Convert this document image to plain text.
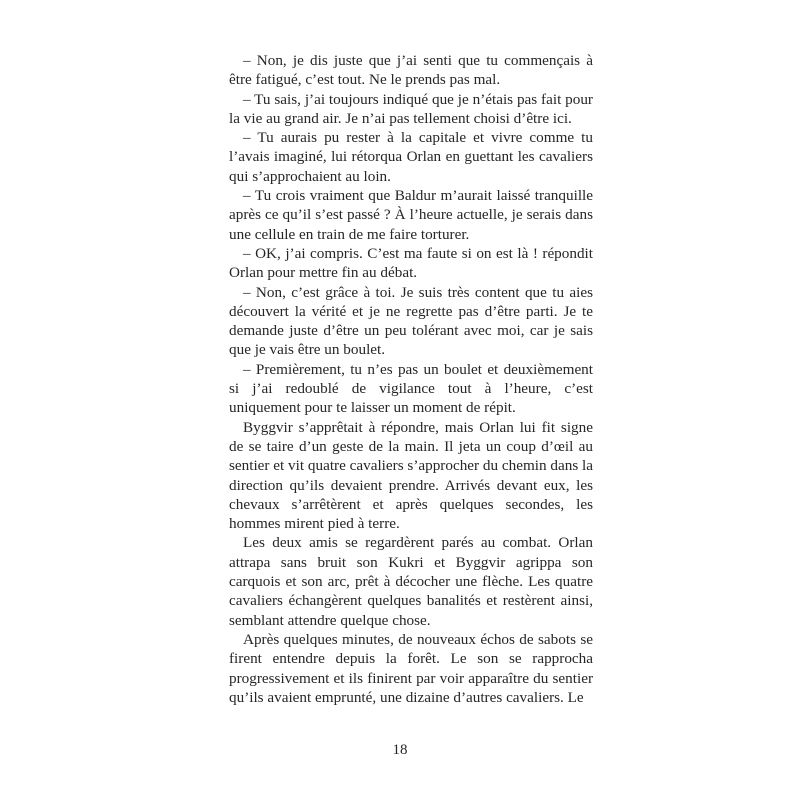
– Non, je dis juste que j’ai senti que tu commençais à être fatigué, c’est tout. Ne le prends pas mal.

– Tu sais, j’ai toujours indiqué que je n’étais pas fait pour la vie au grand air. Je n’ai pas tellement choisi d’être ici.

– Tu aurais pu rester à la capitale et vivre comme tu l’avais imaginé, lui rétorqua Orlan en guettant les cavaliers qui s’approchaient au loin.

– Tu crois vraiment que Baldur m’aurait laissé tranquille après ce qu’il s’est passé ? À l’heure actuelle, je serais dans une cellule en train de me faire torturer.

– OK, j’ai compris. C’est ma faute si on est là ! répondit Orlan pour mettre fin au débat.

– Non, c’est grâce à toi. Je suis très content que tu aies découvert la vérité et je ne regrette pas d’être parti. Je te demande juste d’être un peu tolérant avec moi, car je sais que je vais être un boulet.

– Premièrement, tu n’es pas un boulet et deuxièmement si j’ai redoublé de vigilance tout à l’heure, c’est uniquement pour te laisser un moment de répit.

Byggvir s’apprêtait à répondre, mais Orlan lui fit signe de se taire d’un geste de la main. Il jeta un coup d’œil au sentier et vit quatre cavaliers s’approcher du chemin dans la direction qu’ils devaient prendre. Arrivés devant eux, les chevaux s’arrêtèrent et après quelques secondes, les hommes mirent pied à terre.

Les deux amis se regardèrent parés au combat. Orlan attrapa sans bruit son Kukri et Byggvir agrippa son carquois et son arc, prêt à décocher une flèche. Les quatre cavaliers échangèrent quelques banalités et restèrent ainsi, semblant attendre quelque chose.

Après quelques minutes, de nouveaux échos de sabots se firent entendre depuis la forêt. Le son se rapprocha progressivement et ils finirent par voir apparaître du sentier qu’ils avaient emprunté, une dizaine d’autres cavaliers. Le

18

Work to complete: Copy every line of the data word for word, omitting the images.

Written response:
Convert this document image to plain text.
– Non, je dis juste que j’ai senti que tu commençais à être fatigué, c’est tout. Ne le prends pas mal.

– Tu sais, j’ai toujours indiqué que je n’étais pas fait pour la vie au grand air. Je n’ai pas tellement choisi d’être ici.

– Tu aurais pu rester à la capitale et vivre comme tu l’avais imaginé, lui rétorqua Orlan en guettant les cavaliers qui s’approchaient au loin.

– Tu crois vraiment que Baldur m’aurait laissé tranquille après ce qu’il s’est passé ? À l’heure actuelle, je serais dans une cellule en train de me faire torturer.

– OK, j’ai compris. C’est ma faute si on est là ! répondit Orlan pour mettre fin au débat.

– Non, c’est grâce à toi. Je suis très content que tu aies découvert la vérité et je ne regrette pas d’être parti. Je te demande juste d’être un peu tolérant avec moi, car je sais que je vais être un boulet.

– Premièrement, tu n’es pas un boulet et deuxièmement si j’ai redoublé de vigilance tout à l’heure, c’est uniquement pour te laisser un moment de répit.

Byggvir s’apprêtait à répondre, mais Orlan lui fit signe de se taire d’un geste de la main. Il jeta un coup d’œil au sentier et vit quatre cavaliers s’approcher du chemin dans la direction qu’ils devaient prendre. Arrivés devant eux, les chevaux s’arrêtèrent et après quelques secondes, les hommes mirent pied à terre.

Les deux amis se regardèrent parés au combat. Orlan attrapa sans bruit son Kukri et Byggvir agrippa son carquois et son arc, prêt à décocher une flèche. Les quatre cavaliers échangèrent quelques banalités et restèrent ainsi, semblant attendre quelque chose.

Après quelques minutes, de nouveaux échos de sabots se firent entendre depuis la forêt. Le son se rapprocha progressivement et ils finirent par voir apparaître du sentier qu’ils avaient emprunté, une dizaine d’autres cavaliers. Le

18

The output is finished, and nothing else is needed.